(Collected data entries)
::::::::::
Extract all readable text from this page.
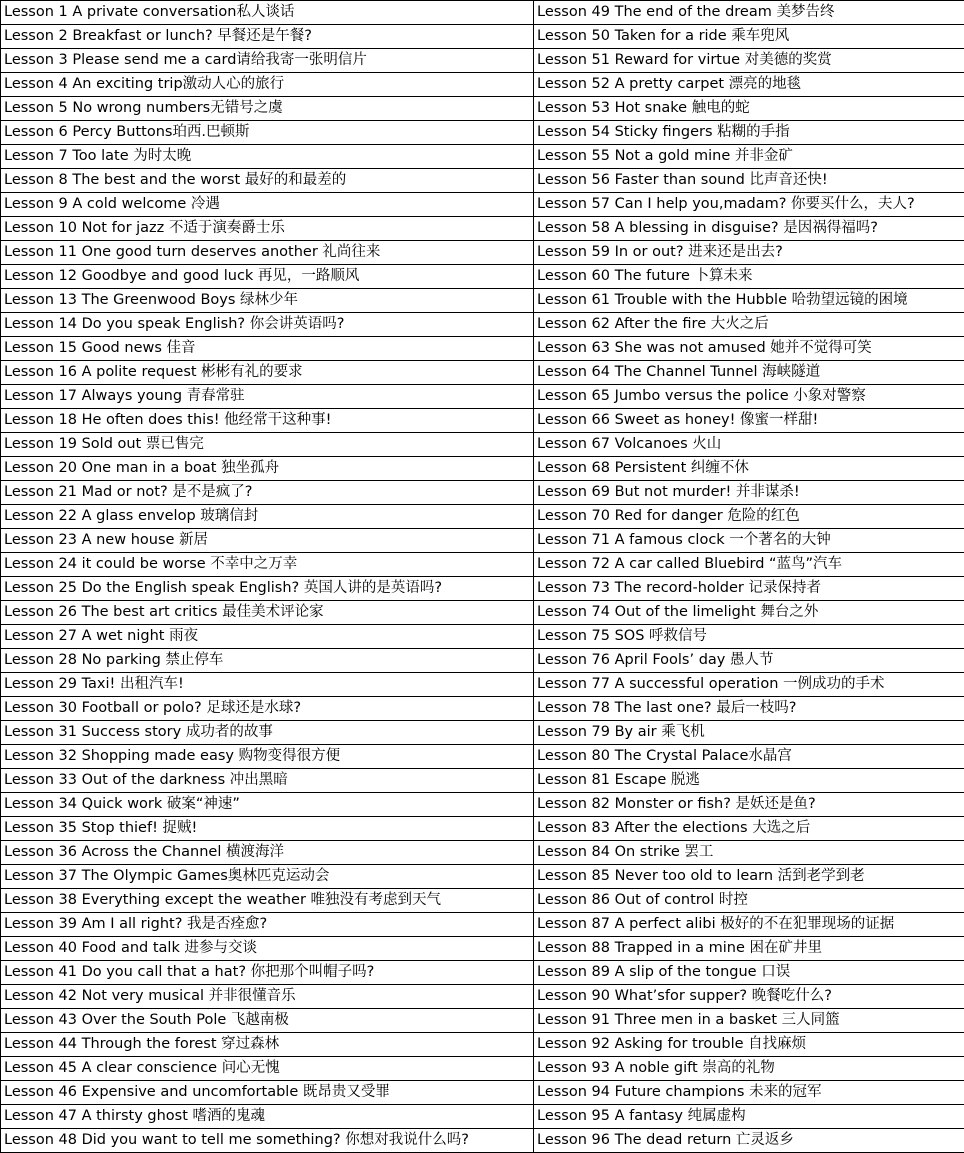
Lesson 1 A private conversation私人谈话	Lesson 49 The end of the dream 美梦告终
Lesson 2 Breakfast or lunch? 早餐还是午餐?	Lesson 50 Taken for a ride 乘车兜风
Lesson 3 Please send me a card请给我寄一张明信片	Lesson 51 Reward for virtue 对美德的奖赏
Lesson 4 An exciting trip激动人心的旅行	Lesson 52 A pretty carpet 漂亮的地毯
Lesson 5 No wrong numbers无错号之虞	Lesson 53 Hot snake 触电的蛇
Lesson 6 Percy Buttons珀西.巴顿斯	Lesson 54 Sticky fingers 粘糊的手指
Lesson 7 Too late 为时太晚	Lesson 55 Not a gold mine 并非金矿
Lesson 8 The best and the worst 最好的和最差的	Lesson 56 Faster than sound 比声音还快!
Lesson 9 A cold welcome 冷遇	Lesson 57 Can I help you,madam? 你要买什么，夫人?
Lesson 10 Not for jazz 不适于演奏爵士乐	Lesson 58 A blessing in disguise? 是因祸得福吗?
Lesson 11 One good turn deserves another 礼尚往来	Lesson 59 In or out? 进来还是出去?
Lesson 12 Goodbye and good luck 再见，一路顺风	Lesson 60 The future 卜算未来
Lesson 13 The Greenwood Boys 绿林少年	Lesson 61 Trouble with the Hubble 哈勃望远镜的困境
Lesson 14 Do you speak English? 你会讲英语吗?	Lesson 62 After the fire 大火之后
Lesson 15 Good news 佳音	Lesson 63 She was not amused 她并不觉得可笑
Lesson 16 A polite request 彬彬有礼的要求	Lesson 64 The Channel Tunnel 海峡隧道
Lesson 17 Always young 青春常驻	Lesson 65 Jumbo versus the police 小象对警察
Lesson 18 He often does this! 他经常干这种事!	Lesson 66 Sweet as honey! 像蜜一样甜!
Lesson 19 Sold out 票已售完	Lesson 67 Volcanoes 火山
Lesson 20 One man in a boat 独坐孤舟	Lesson 68 Persistent 纠缠不休
Lesson 21 Mad or not? 是不是疯了?	Lesson 69 But not murder! 并非谋杀!
Lesson 22 A glass envelop 玻璃信封	Lesson 70 Red for danger 危险的红色
Lesson 23 A new house 新居	Lesson 71 A famous clock 一个著名的大钟
Lesson 24 it could be worse 不幸中之万幸	Lesson 72 A car called Bluebird “蓝鸟”汽车
Lesson 25 Do the English speak English? 英国人讲的是英语吗?	Lesson 73 The record-holder 记录保持者
Lesson 26 The best art critics 最佳美术评论家	Lesson 74 Out of the limelight 舞台之外
Lesson 27 A wet night 雨夜	Lesson 75 SOS 呼救信号
Lesson 28 No parking 禁止停车	Lesson 76 April Fools’ day 愚人节
Lesson 29 Taxi! 出租汽车!	Lesson 77 A successful operation 一例成功的手术
Lesson 30 Football or polo? 足球还是水球?	Lesson 78 The last one? 最后一枝吗?
Lesson 31 Success story 成功者的故事	Lesson 79 By air 乘飞机
Lesson 32 Shopping made easy 购物变得很方便	Lesson 80 The Crystal Palace水晶宫
Lesson 33 Out of the darkness 冲出黑暗	Lesson 81 Escape 脱逃
Lesson 34 Quick work 破案“神速”	Lesson 82 Monster or fish? 是妖还是鱼?
Lesson 35 Stop thief! 捉贼!	Lesson 83 After the elections 大选之后
Lesson 36 Across the Channel 横渡海洋	Lesson 84 On strike 罢工
Lesson 37 The Olympic Games奥林匹克运动会	Lesson 85 Never too old to learn 活到老学到老
Lesson 38 Everything except the weather 唯独没有考虑到天气	Lesson 86 Out of control 时控
Lesson 39 Am I all right? 我是否痊愈?	Lesson 87 A perfect alibi 极好的不在犯罪现场的证据
Lesson 40 Food and talk 进参与交谈	Lesson 88 Trapped in a mine 困在矿井里
Lesson 41 Do you call that a hat? 你把那个叫帽子吗?	Lesson 89 A slip of the tongue 口误
Lesson 42 Not very musical 并非很懂音乐	Lesson 90 What’sfor supper? 晚餐吃什么?
Lesson 43 Over the South Pole 飞越南极	Lesson 91 Three men in a basket 三人同篮
Lesson 44 Through the forest 穿过森林	Lesson 92 Asking for trouble 自找麻烦
Lesson 45 A clear conscience 问心无愧	Lesson 93 A noble gift 崇高的礼物
Lesson 46 Expensive and uncomfortable 既昂贵又受罪	Lesson 94 Future champions 未来的冠军
Lesson 47 A thirsty ghost 嗜酒的鬼魂	Lesson 95 A fantasy 纯属虚构
Lesson 48 Did you want to tell me something? 你想对我说什么吗?	Lesson 96 The dead return 亡灵返乡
::::::::::
Exercise task: Show every line of the listing in which the string "this" can be found.

Written response:
Extract all readable text from this page.
Lesson 18 He often does this! 他经常干这种事!	Lesson 66 Sweet as honey! 像蜜一样甜!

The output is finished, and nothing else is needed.